**Exercise instructions:**
Your task is to filter the data below down to the lines holding "fail".

++++ Data listing ++++

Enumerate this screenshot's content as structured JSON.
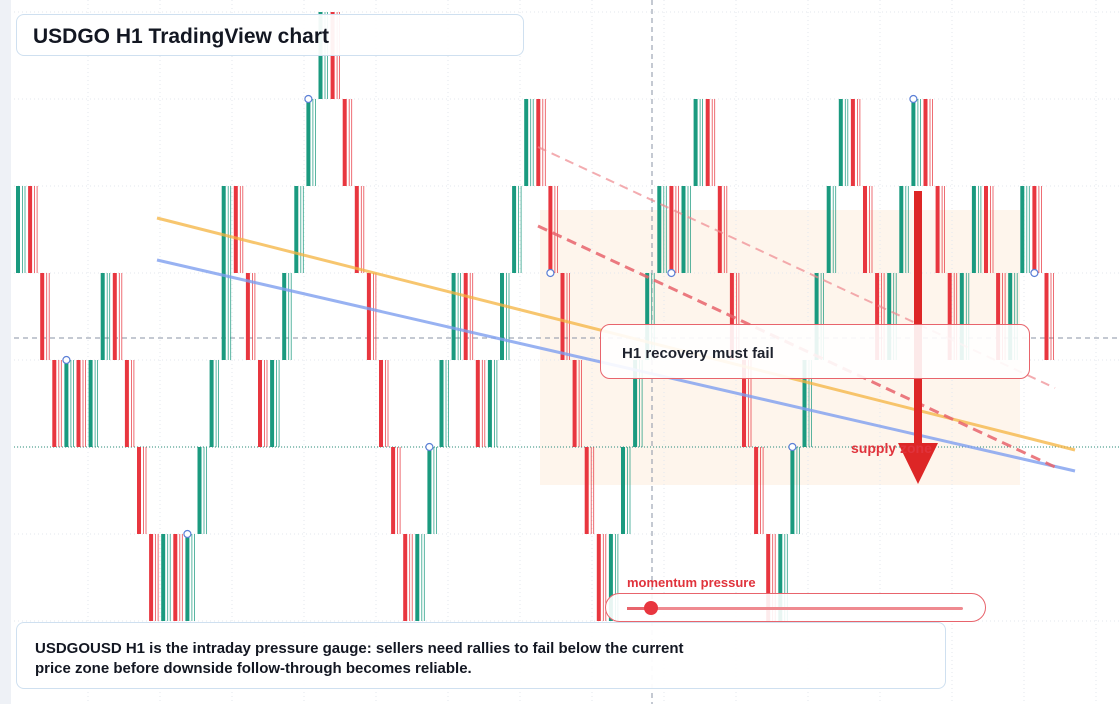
{
  "title": "USDGO H1 TradingView chart",
  "callout": {
    "text": "H1 recovery must fail"
  },
  "supply_label": "supply zone",
  "gauge": {
    "label": "momentum pressure",
    "level": 0.07
  },
  "note": "USDGOUSD H1 is the intraday pressure gauge: sellers need rallies to fail below the current price zone before downside follow-through becomes reliable.",
  "colors": {
    "bull": "#1a9a7f",
    "bear": "#e8363f",
    "trend_orange": "#f5b440",
    "trend_blue": "#7f9ff0",
    "resistance": "#e8646c",
    "zone": "#fdf1e4",
    "arrow": "#dd2626"
  },
  "icons": {
    "down_arrow": "down-arrow-icon",
    "pivot_marker": "circle-marker-icon"
  },
  "chart_data": {
    "type": "candlestick",
    "timeframe": "H1",
    "symbol": "USDGOUSD",
    "levels": 8,
    "candles": [
      {
        "d": 1,
        "o": 4,
        "c": 5
      },
      {
        "d": 1,
        "o": 5,
        "c": 4
      },
      {
        "d": 1,
        "o": 4,
        "c": 3
      },
      {
        "d": 1,
        "o": 3,
        "c": 2
      },
      {
        "d": 1,
        "o": 2,
        "c": 3
      },
      {
        "d": 1,
        "o": 3,
        "c": 2
      },
      {
        "d": 1,
        "o": 2,
        "c": 3
      },
      {
        "d": 1,
        "o": 3,
        "c": 4
      },
      {
        "d": 1,
        "o": 4,
        "c": 3
      },
      {
        "d": 1,
        "o": 3,
        "c": 2
      },
      {
        "d": 1,
        "o": 2,
        "c": 1
      },
      {
        "d": 1,
        "o": 1,
        "c": 0
      },
      {
        "d": 1,
        "o": 0,
        "c": 1
      },
      {
        "d": 1,
        "o": 1,
        "c": 0
      },
      {
        "d": 1,
        "o": 0,
        "c": 1
      },
      {
        "d": 1,
        "o": 1,
        "c": 2
      },
      {
        "d": 1,
        "o": 2,
        "c": 3
      },
      {
        "d": 1,
        "o": 3,
        "c": 5
      },
      {
        "d": 1,
        "o": 5,
        "c": 4
      },
      {
        "d": 1,
        "o": 4,
        "c": 3
      },
      {
        "d": 1,
        "o": 3,
        "c": 2
      },
      {
        "d": 1,
        "o": 2,
        "c": 3
      },
      {
        "d": 1,
        "o": 3,
        "c": 4
      },
      {
        "d": 1,
        "o": 4,
        "c": 5
      },
      {
        "d": 1,
        "o": 5,
        "c": 6
      },
      {
        "d": 1,
        "o": 6,
        "c": 7
      },
      {
        "d": 1,
        "o": 7,
        "c": 6
      },
      {
        "d": 1,
        "o": 6,
        "c": 5
      },
      {
        "d": 1,
        "o": 5,
        "c": 4
      },
      {
        "d": 1,
        "o": 4,
        "c": 3
      },
      {
        "d": 1,
        "o": 3,
        "c": 2
      },
      {
        "d": 1,
        "o": 2,
        "c": 1
      },
      {
        "d": 1,
        "o": 1,
        "c": 0
      },
      {
        "d": 1,
        "o": 0,
        "c": 1
      },
      {
        "d": 1,
        "o": 1,
        "c": 2
      },
      {
        "d": 1,
        "o": 2,
        "c": 3
      },
      {
        "d": 1,
        "o": 3,
        "c": 4
      },
      {
        "d": 1,
        "o": 4,
        "c": 3
      },
      {
        "d": 1,
        "o": 3,
        "c": 2
      },
      {
        "d": 1,
        "o": 2,
        "c": 3
      },
      {
        "d": 1,
        "o": 3,
        "c": 4
      },
      {
        "d": 1,
        "o": 4,
        "c": 5
      },
      {
        "d": 1,
        "o": 5,
        "c": 6
      },
      {
        "d": 1,
        "o": 6,
        "c": 5
      },
      {
        "d": 1,
        "o": 5,
        "c": 4
      },
      {
        "d": 1,
        "o": 4,
        "c": 3
      },
      {
        "d": 1,
        "o": 3,
        "c": 2
      },
      {
        "d": 1,
        "o": 2,
        "c": 1
      },
      {
        "d": 1,
        "o": 1,
        "c": 0
      },
      {
        "d": 1,
        "o": 0,
        "c": 1
      },
      {
        "d": 1,
        "o": 1,
        "c": 2
      },
      {
        "d": 1,
        "o": 2,
        "c": 3
      },
      {
        "d": 1,
        "o": 3,
        "c": 4
      },
      {
        "d": 1,
        "o": 4,
        "c": 5
      },
      {
        "d": 1,
        "o": 5,
        "c": 4
      },
      {
        "d": 1,
        "o": 4,
        "c": 5
      },
      {
        "d": 1,
        "o": 5,
        "c": 6
      },
      {
        "d": 1,
        "o": 6,
        "c": 5
      },
      {
        "d": 1,
        "o": 5,
        "c": 4
      },
      {
        "d": 1,
        "o": 4,
        "c": 3
      },
      {
        "d": 1,
        "o": 3,
        "c": 2
      },
      {
        "d": 1,
        "o": 2,
        "c": 1
      },
      {
        "d": 1,
        "o": 1,
        "c": 0
      },
      {
        "d": 1,
        "o": 0,
        "c": 1
      },
      {
        "d": 1,
        "o": 1,
        "c": 2
      },
      {
        "d": 1,
        "o": 2,
        "c": 3
      },
      {
        "d": 1,
        "o": 3,
        "c": 4
      },
      {
        "d": 1,
        "o": 4,
        "c": 5
      },
      {
        "d": 1,
        "o": 5,
        "c": 6
      },
      {
        "d": 1,
        "o": 6,
        "c": 5
      },
      {
        "d": 1,
        "o": 5,
        "c": 4
      },
      {
        "d": 1,
        "o": 4,
        "c": 3
      },
      {
        "d": 1,
        "o": 3,
        "c": 4
      },
      {
        "d": 1,
        "o": 4,
        "c": 5
      },
      {
        "d": 1,
        "o": 5,
        "c": 6
      },
      {
        "d": 1,
        "o": 6,
        "c": 5
      },
      {
        "d": 1,
        "o": 5,
        "c": 4
      },
      {
        "d": 1,
        "o": 4,
        "c": 3
      },
      {
        "d": 1,
        "o": 3,
        "c": 4
      },
      {
        "d": 1,
        "o": 4,
        "c": 5
      },
      {
        "d": 1,
        "o": 5,
        "c": 4
      },
      {
        "d": 1,
        "o": 4,
        "c": 3
      },
      {
        "d": 1,
        "o": 3,
        "c": 4
      },
      {
        "d": 1,
        "o": 4,
        "c": 5
      },
      {
        "d": 1,
        "o": 5,
        "c": 4
      },
      {
        "d": 1,
        "o": 4,
        "c": 3
      }
    ]
  }
}
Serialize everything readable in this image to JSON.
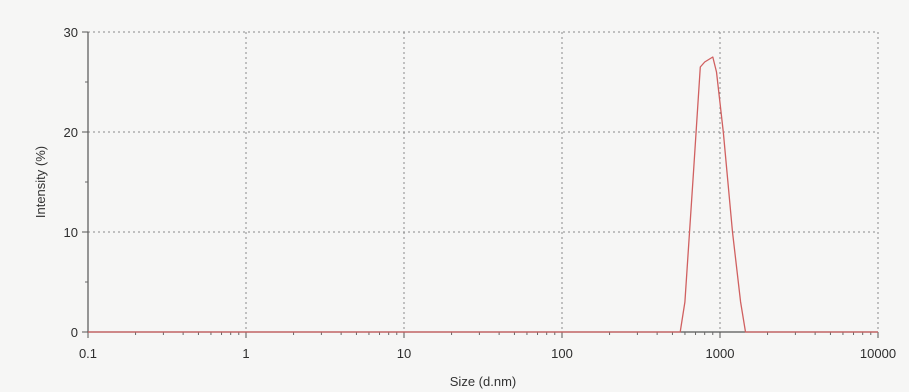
{
  "chart_data": {
    "type": "line",
    "title": "",
    "xlabel": "Size (d.nm)",
    "ylabel": "Intensity (%)",
    "x_scale": "log",
    "xlim": [
      0.1,
      10000
    ],
    "ylim": [
      0,
      30
    ],
    "x_ticks": [
      {
        "value": 0.1,
        "label": "0.1"
      },
      {
        "value": 1,
        "label": "1"
      },
      {
        "value": 10,
        "label": "10"
      },
      {
        "value": 100,
        "label": "100"
      },
      {
        "value": 1000,
        "label": "1000"
      },
      {
        "value": 10000,
        "label": "10000"
      }
    ],
    "y_ticks": [
      {
        "value": 0,
        "label": "0"
      },
      {
        "value": 10,
        "label": "10"
      },
      {
        "value": 20,
        "label": "20"
      },
      {
        "value": 30,
        "label": "30"
      }
    ],
    "grid": true,
    "legend": "none",
    "series": [
      {
        "color": "#d06060",
        "x": [
          0.1,
          1,
          10,
          100,
          480,
          560,
          600,
          680,
          750,
          800,
          900,
          950,
          1050,
          1200,
          1350,
          1450,
          1550,
          10000
        ],
        "y": [
          0,
          0,
          0,
          0,
          0,
          0,
          3,
          16,
          26.5,
          27,
          27.5,
          26,
          20,
          10,
          3,
          0,
          0,
          0
        ]
      }
    ]
  }
}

++++

**Result below:**
    "text": "H1 recovery must fail"
  "note": "USDGOUSD H1 is the intraday pressure gauge: sellers need rallies to fail below the current price zone before downside follow-through becomes reliable.",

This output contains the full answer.